***** Gekozen passage

Godgeleerdheid en onderwijs.
Transeat.
Neue Entdeckungen auf dem Gebiete der biblischen Textkritik. - Proben und Hypothesen von Jacob Jongeneel. Leiden, J.K. Steenhoff. 1868.
Dat dit werkje voor het meerendeel van het publiek geen oogenblikkelijk belang heeft, spreekt vanzelf. Had het voor de theologen maar een grooter! Maar het spijt mij, nu de redactie van ‘de Tijdspiegel’ mijn oordeel over Jongeneel's studie vraagt, te moeten verklaren: voor zoover ik het na kan gaan, bevat het mislukte proeven en verkeerde hypothesen.
Jongeneel heeft gezocht naar de regels, die de Hebreeuwsche dichters bij den strophenbouw gevolgd hebben. Hij meent, dat, indien wij die opsporen en met behulp van het gevondene ons den oudsten vorm der handschriften voorstellen konden, ons een kostbaar middel voor de textkritiek zou gegeven zijn. Dat spreekt vanzelf.

**********

**Opdracht:**
Schrijf de bespreking van Jongeneels studie over de Hebreeuwse strofebouw verder, aansluitend op de laatste zin. De regels die nu komen, staan los van de bespreking.

***** Aangeleverde gegevens

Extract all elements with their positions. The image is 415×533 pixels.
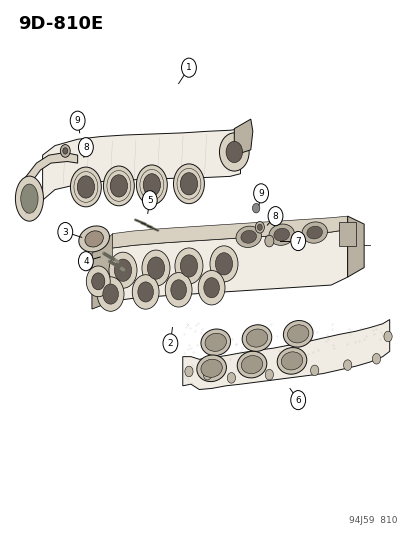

**********

**Antwoord:**
Maar bij zulke onderzoekingen meent men zoo licht gevonden te hebben, wat men gaarne wil vinden. Onze eigene hypothesen worden ons vaak dierbaarder dan de waarheid, en wij zien dan niet nuchter uit de oogen.
Prof. Land heeft in het Theol. Tijdschrift van l.l. Mei eenige staaltjes gegeven van Jongeneel's willekeur in het afdeelen der strophen. Laat mij op iets anders wijzen, wat m.i. zelfs den geachten schrijver, wanneer hij niet door den tijd zelf reeds ontnuchterd is, tot bezinning moet brengen.
Jongeneel veronderstelt, dat de aanvang- of sluitletters der regels met elkaar woorden gevormd hebben, waarin, òf des dichters naam vermeld was, òf eene vervloeking over Israëls vijanden werd uitgesproken, òf eenig ander naricht werd gegeven. De hoeksteen zijner onderstelling is, gelijk hij zelf zegt, Ps. 119, omdat daar de strophenindeeling niet behoeft gezocht te worden, maar gegeven is.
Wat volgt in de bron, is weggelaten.